* **What is expected**
Each record is to be transcribed in full and exactly.

* **Given records**
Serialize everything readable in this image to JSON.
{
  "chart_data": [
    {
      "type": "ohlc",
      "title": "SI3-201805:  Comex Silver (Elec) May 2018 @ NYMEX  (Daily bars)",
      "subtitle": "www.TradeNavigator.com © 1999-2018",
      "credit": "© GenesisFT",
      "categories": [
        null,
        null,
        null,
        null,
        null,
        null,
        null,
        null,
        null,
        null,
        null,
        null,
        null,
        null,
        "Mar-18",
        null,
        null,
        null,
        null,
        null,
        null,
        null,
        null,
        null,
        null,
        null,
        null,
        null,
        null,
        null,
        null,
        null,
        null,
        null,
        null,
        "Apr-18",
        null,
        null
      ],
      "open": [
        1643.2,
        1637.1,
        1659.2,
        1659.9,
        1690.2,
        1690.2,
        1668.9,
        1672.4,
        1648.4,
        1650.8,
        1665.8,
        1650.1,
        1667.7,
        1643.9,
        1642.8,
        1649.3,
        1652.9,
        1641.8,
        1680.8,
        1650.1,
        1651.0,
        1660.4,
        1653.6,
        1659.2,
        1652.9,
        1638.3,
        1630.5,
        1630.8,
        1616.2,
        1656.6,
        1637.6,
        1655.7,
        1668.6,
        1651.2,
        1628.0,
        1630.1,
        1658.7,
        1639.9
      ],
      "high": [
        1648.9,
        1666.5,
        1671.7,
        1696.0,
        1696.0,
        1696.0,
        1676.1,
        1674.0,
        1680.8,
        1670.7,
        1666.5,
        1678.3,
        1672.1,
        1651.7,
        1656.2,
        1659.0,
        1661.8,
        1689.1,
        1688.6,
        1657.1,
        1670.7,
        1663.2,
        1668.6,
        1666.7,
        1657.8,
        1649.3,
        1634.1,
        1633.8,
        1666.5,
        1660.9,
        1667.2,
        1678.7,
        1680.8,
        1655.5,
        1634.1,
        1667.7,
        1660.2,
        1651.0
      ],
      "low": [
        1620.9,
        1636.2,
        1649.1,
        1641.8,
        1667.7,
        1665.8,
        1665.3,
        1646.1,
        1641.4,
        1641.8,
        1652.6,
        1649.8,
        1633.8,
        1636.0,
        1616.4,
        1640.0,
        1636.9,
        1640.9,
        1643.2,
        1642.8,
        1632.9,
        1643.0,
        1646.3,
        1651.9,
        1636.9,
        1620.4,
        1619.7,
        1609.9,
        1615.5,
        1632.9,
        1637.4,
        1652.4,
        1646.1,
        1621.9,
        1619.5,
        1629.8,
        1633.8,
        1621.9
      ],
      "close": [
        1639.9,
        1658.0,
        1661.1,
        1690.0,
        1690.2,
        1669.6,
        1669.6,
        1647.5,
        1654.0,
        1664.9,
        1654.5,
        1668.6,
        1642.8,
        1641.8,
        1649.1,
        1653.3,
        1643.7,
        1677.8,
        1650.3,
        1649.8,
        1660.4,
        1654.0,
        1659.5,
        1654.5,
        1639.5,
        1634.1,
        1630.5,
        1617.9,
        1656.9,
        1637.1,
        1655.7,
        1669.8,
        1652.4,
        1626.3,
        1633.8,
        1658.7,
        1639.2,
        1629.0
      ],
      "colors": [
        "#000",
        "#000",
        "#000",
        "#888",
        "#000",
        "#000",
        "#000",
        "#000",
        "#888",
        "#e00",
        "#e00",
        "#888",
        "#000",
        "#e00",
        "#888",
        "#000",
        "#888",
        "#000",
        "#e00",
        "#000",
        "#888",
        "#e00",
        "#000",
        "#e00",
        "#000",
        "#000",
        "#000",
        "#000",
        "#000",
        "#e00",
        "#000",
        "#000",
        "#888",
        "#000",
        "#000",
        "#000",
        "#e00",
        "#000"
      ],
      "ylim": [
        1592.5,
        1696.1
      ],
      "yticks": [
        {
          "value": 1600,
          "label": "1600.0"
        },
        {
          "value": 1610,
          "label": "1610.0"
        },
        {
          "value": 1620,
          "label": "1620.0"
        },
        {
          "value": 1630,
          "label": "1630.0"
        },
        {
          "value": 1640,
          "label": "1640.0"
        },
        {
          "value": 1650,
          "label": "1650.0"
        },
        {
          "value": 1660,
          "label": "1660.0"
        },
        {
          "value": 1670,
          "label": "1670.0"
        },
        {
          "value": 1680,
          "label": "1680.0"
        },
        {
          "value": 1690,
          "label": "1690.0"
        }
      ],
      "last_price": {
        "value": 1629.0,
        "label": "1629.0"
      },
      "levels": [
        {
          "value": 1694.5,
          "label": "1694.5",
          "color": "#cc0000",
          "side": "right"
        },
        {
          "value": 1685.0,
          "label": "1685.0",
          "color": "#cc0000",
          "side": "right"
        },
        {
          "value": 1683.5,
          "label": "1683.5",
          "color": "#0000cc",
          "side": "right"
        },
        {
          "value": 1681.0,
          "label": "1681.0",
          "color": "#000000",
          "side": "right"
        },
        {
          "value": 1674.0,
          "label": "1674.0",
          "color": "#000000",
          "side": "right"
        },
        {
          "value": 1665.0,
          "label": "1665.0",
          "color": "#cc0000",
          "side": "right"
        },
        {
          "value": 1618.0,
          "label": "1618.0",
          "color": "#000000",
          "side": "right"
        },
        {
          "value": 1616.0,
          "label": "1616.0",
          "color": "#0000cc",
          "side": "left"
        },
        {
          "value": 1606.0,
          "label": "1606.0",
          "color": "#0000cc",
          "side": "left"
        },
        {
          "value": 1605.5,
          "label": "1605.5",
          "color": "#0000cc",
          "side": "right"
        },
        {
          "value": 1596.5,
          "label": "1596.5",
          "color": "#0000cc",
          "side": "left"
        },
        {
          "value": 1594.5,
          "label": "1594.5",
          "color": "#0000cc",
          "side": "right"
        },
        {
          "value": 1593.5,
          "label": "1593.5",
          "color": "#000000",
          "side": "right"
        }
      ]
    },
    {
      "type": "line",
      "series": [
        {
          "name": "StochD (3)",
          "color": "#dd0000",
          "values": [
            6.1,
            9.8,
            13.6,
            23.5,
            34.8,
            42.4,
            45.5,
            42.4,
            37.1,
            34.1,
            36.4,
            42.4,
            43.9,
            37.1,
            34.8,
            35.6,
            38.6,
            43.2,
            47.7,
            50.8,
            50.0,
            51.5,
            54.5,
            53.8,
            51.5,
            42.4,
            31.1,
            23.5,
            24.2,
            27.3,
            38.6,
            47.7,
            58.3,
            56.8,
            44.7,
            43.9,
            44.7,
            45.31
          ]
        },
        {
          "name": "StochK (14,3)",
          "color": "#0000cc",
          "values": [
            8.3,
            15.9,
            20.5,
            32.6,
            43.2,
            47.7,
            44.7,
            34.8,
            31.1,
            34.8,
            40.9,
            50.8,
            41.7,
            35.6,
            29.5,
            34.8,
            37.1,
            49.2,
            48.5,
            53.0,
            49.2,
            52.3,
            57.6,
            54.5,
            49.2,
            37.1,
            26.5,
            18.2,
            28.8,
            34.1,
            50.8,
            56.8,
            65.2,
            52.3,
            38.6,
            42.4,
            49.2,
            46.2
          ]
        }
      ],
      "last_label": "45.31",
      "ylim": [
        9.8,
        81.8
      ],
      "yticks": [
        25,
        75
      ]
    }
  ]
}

* **Answer to this task**
Serialize everything readable in this image to JSON.
{
  "chart_data": [
    {
      "type": "ohlc",
      "title": "SI3-201805:  Comex Silver (Elec) May 2018 @ NYMEX  (Daily bars)",
      "subtitle": "www.TradeNavigator.com © 1999-2018",
      "credit": "© GenesisFT",
      "categories": [
        null,
        null,
        null,
        null,
        null,
        null,
        null,
        null,
        null,
        null,
        null,
        null,
        null,
        null,
        "Mar-18",
        null,
        null,
        null,
        null,
        null,
        null,
        null,
        null,
        null,
        null,
        null,
        null,
        null,
        null,
        null,
        null,
        null,
        null,
        null,
        null,
        "Apr-18",
        null,
        null
      ],
      "open": [
        1643.2,
        1637.1,
        1659.2,
        1659.9,
        1690.2,
        1690.2,
        1668.9,
        1672.4,
        1648.4,
        1650.8,
        1665.8,
        1650.1,
        1667.7,
        1643.9,
        1642.8,
        1649.3,
        1652.9,
        1641.8,
        1680.8,
        1650.1,
        1651.0,
        1660.4,
        1653.6,
        1659.2,
        1652.9,
        1638.3,
        1630.5,
        1630.8,
        1616.2,
        1656.6,
        1637.6,
        1655.7,
        1668.6,
        1651.2,
        1628.0,
        1630.1,
        1658.7,
        1639.9
      ],
      "high": [
        1648.9,
        1666.5,
        1671.7,
        1696.0,
        1696.0,
        1696.0,
        1676.1,
        1674.0,
        1680.8,
        1670.7,
        1666.5,
        1678.3,
        1672.1,
        1651.7,
        1656.2,
        1659.0,
        1661.8,
        1689.1,
        1688.6,
        1657.1,
        1670.7,
        1663.2,
        1668.6,
        1666.7,
        1657.8,
        1649.3,
        1634.1,
        1633.8,
        1666.5,
        1660.9,
        1667.2,
        1678.7,
        1680.8,
        1655.5,
        1634.1,
        1667.7,
        1660.2,
        1651.0
      ],
      "low": [
        1620.9,
        1636.2,
        1649.1,
        1641.8,
        1667.7,
        1665.8,
        1665.3,
        1646.1,
        1641.4,
        1641.8,
        1652.6,
        1649.8,
        1633.8,
        1636.0,
        1616.4,
        1640.0,
        1636.9,
        1640.9,
        1643.2,
        1642.8,
        1632.9,
        1643.0,
        1646.3,
        1651.9,
        1636.9,
        1620.4,
        1619.7,
        1609.9,
        1615.5,
        1632.9,
        1637.4,
        1652.4,
        1646.1,
        1621.9,
        1619.5,
        1629.8,
        1633.8,
        1621.9
      ],
      "close": [
        1639.9,
        1658.0,
        1661.1,
        1690.0,
        1690.2,
        1669.6,
        1669.6,
        1647.5,
        1654.0,
        1664.9,
        1654.5,
        1668.6,
        1642.8,
        1641.8,
        1649.1,
        1653.3,
        1643.7,
        1677.8,
        1650.3,
        1649.8,
        1660.4,
        1654.0,
        1659.5,
        1654.5,
        1639.5,
        1634.1,
        1630.5,
        1617.9,
        1656.9,
        1637.1,
        1655.7,
        1669.8,
        1652.4,
        1626.3,
        1633.8,
        1658.7,
        1639.2,
        1629.0
      ],
      "colors": [
        "#000",
        "#000",
        "#000",
        "#888",
        "#000",
        "#000",
        "#000",
        "#000",
        "#888",
        "#e00",
        "#e00",
        "#888",
        "#000",
        "#e00",
        "#888",
        "#000",
        "#888",
        "#000",
        "#e00",
        "#000",
        "#888",
        "#e00",
        "#000",
        "#e00",
        "#000",
        "#000",
        "#000",
        "#000",
        "#000",
        "#e00",
        "#000",
        "#000",
        "#888",
        "#000",
        "#000",
        "#000",
        "#e00",
        "#000"
      ],
      "ylim": [
        1592.5,
        1696.1
      ],
      "yticks": [
        {
          "value": 1600,
          "label": "1600.0"
        },
        {
          "value": 1610,
          "label": "1610.0"
        },
        {
          "value": 1620,
          "label": "1620.0"
        },
        {
          "value": 1630,
          "label": "1630.0"
        },
        {
          "value": 1640,
          "label": "1640.0"
        },
        {
          "value": 1650,
          "label": "1650.0"
        },
        {
          "value": 1660,
          "label": "1660.0"
        },
        {
          "value": 1670,
          "label": "1670.0"
        },
        {
          "value": 1680,
          "label": "1680.0"
        },
        {
          "value": 1690,
          "label": "1690.0"
        }
      ],
      "last_price": {
        "value": 1629.0,
        "label": "1629.0"
      },
      "levels": [
        {
          "value": 1694.5,
          "label": "1694.5",
          "color": "#cc0000",
          "side": "right"
        },
        {
          "value": 1685.0,
          "label": "1685.0",
          "color": "#cc0000",
          "side": "right"
        },
        {
          "value": 1683.5,
          "label": "1683.5",
          "color": "#0000cc",
          "side": "right"
        },
        {
          "value": 1681.0,
          "label": "1681.0",
          "color": "#000000",
          "side": "right"
        },
        {
          "value": 1674.0,
          "label": "1674.0",
          "color": "#000000",
          "side": "right"
        },
        {
          "value": 1665.0,
          "label": "1665.0",
          "color": "#cc0000",
          "side": "right"
        },
        {
          "value": 1618.0,
          "label": "1618.0",
          "color": "#000000",
          "side": "right"
        },
        {
          "value": 1616.0,
          "label": "1616.0",
          "color": "#0000cc",
          "side": "left"
        },
        {
          "value": 1606.0,
          "label": "1606.0",
          "color": "#0000cc",
          "side": "left"
        },
        {
          "value": 1605.5,
          "label": "1605.5",
          "color": "#0000cc",
          "side": "right"
        },
        {
          "value": 1596.5,
          "label": "1596.5",
          "color": "#0000cc",
          "side": "left"
        },
        {
          "value": 1594.5,
          "label": "1594.5",
          "color": "#0000cc",
          "side": "right"
        },
        {
          "value": 1593.5,
          "label": "1593.5",
          "color": "#000000",
          "side": "right"
        }
      ]
    },
    {
      "type": "line",
      "series": [
        {
          "name": "StochD (3)",
          "color": "#dd0000",
          "values": [
            6.1,
            9.8,
            13.6,
            23.5,
            34.8,
            42.4,
            45.5,
            42.4,
            37.1,
            34.1,
            36.4,
            42.4,
            43.9,
            37.1,
            34.8,
            35.6,
            38.6,
            43.2,
            47.7,
            50.8,
            50.0,
            51.5,
            54.5,
            53.8,
            51.5,
            42.4,
            31.1,
            23.5,
            24.2,
            27.3,
            38.6,
            47.7,
            58.3,
            56.8,
            44.7,
            43.9,
            44.7,
            45.31
          ]
        },
        {
          "name": "StochK (14,3)",
          "color": "#0000cc",
          "values": [
            8.3,
            15.9,
            20.5,
            32.6,
            43.2,
            47.7,
            44.7,
            34.8,
            31.1,
            34.8,
            40.9,
            50.8,
            41.7,
            35.6,
            29.5,
            34.8,
            37.1,
            49.2,
            48.5,
            53.0,
            49.2,
            52.3,
            57.6,
            54.5,
            49.2,
            37.1,
            26.5,
            18.2,
            28.8,
            34.1,
            50.8,
            56.8,
            65.2,
            52.3,
            38.6,
            42.4,
            49.2,
            46.2
          ]
        }
      ],
      "last_label": "45.31",
      "ylim": [
        9.8,
        81.8
      ],
      "yticks": [
        25,
        75
      ]
    }
  ]
}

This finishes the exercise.